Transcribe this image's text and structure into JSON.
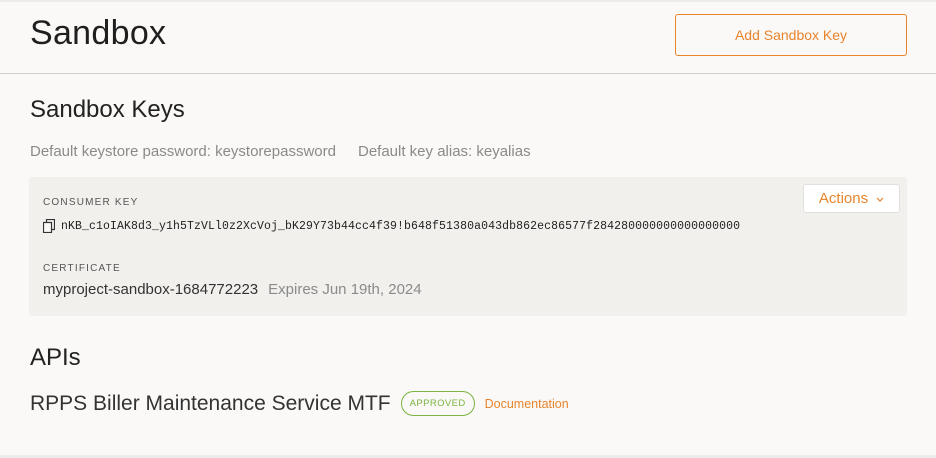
{
  "header": {
    "title": "Sandbox",
    "add_button_label": "Add Sandbox Key"
  },
  "sandbox_keys": {
    "title": "Sandbox Keys",
    "default_password": "Default keystore password: keystorepassword",
    "default_alias": "Default key alias: keyalias",
    "card": {
      "consumer_key_label": "CONSUMER KEY",
      "consumer_key_value": "nKB_c1oIAK8d3_y1h5TzVLl0z2XcVoj_bK29Y73b44cc4f39!b648f51380a043db862ec86577f284280000000000000000",
      "certificate_label": "CERTIFICATE",
      "certificate_name": "myproject-sandbox-1684772223",
      "certificate_expiry": "Expires Jun 19th, 2024",
      "actions_label": "Actions"
    }
  },
  "apis": {
    "title": "APIs",
    "items": [
      {
        "name": "RPPS Biller Maintenance Service MTF",
        "status": "APPROVED",
        "link_label": "Documentation"
      }
    ]
  },
  "colors": {
    "accent": "#e8842c",
    "approved": "#7cb342",
    "background": "#faf9f7",
    "card": "#f1f0ed"
  },
  "icons": [
    "copy-icon",
    "chevron-down-icon"
  ]
}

○ ○ ○

Omit the pictures. Transcribe every record exactly.

:: COMPLETE OUTPUT ::
Transcribe this image's text and structure into JSON.
{
  "header": {
    "title": "Sandbox",
    "add_button_label": "Add Sandbox Key"
  },
  "sandbox_keys": {
    "title": "Sandbox Keys",
    "default_password": "Default keystore password: keystorepassword",
    "default_alias": "Default key alias: keyalias",
    "card": {
      "consumer_key_label": "CONSUMER KEY",
      "consumer_key_value": "nKB_c1oIAK8d3_y1h5TzVLl0z2XcVoj_bK29Y73b44cc4f39!b648f51380a043db862ec86577f284280000000000000000",
      "certificate_label": "CERTIFICATE",
      "certificate_name": "myproject-sandbox-1684772223",
      "certificate_expiry": "Expires Jun 19th, 2024",
      "actions_label": "Actions"
    }
  },
  "apis": {
    "title": "APIs",
    "items": [
      {
        "name": "RPPS Biller Maintenance Service MTF",
        "status": "APPROVED",
        "link_label": "Documentation"
      }
    ]
  },
  "colors": {
    "accent": "#e8842c",
    "approved": "#7cb342",
    "background": "#faf9f7",
    "card": "#f1f0ed"
  },
  "icons": [
    "copy-icon",
    "chevron-down-icon"
  ]
}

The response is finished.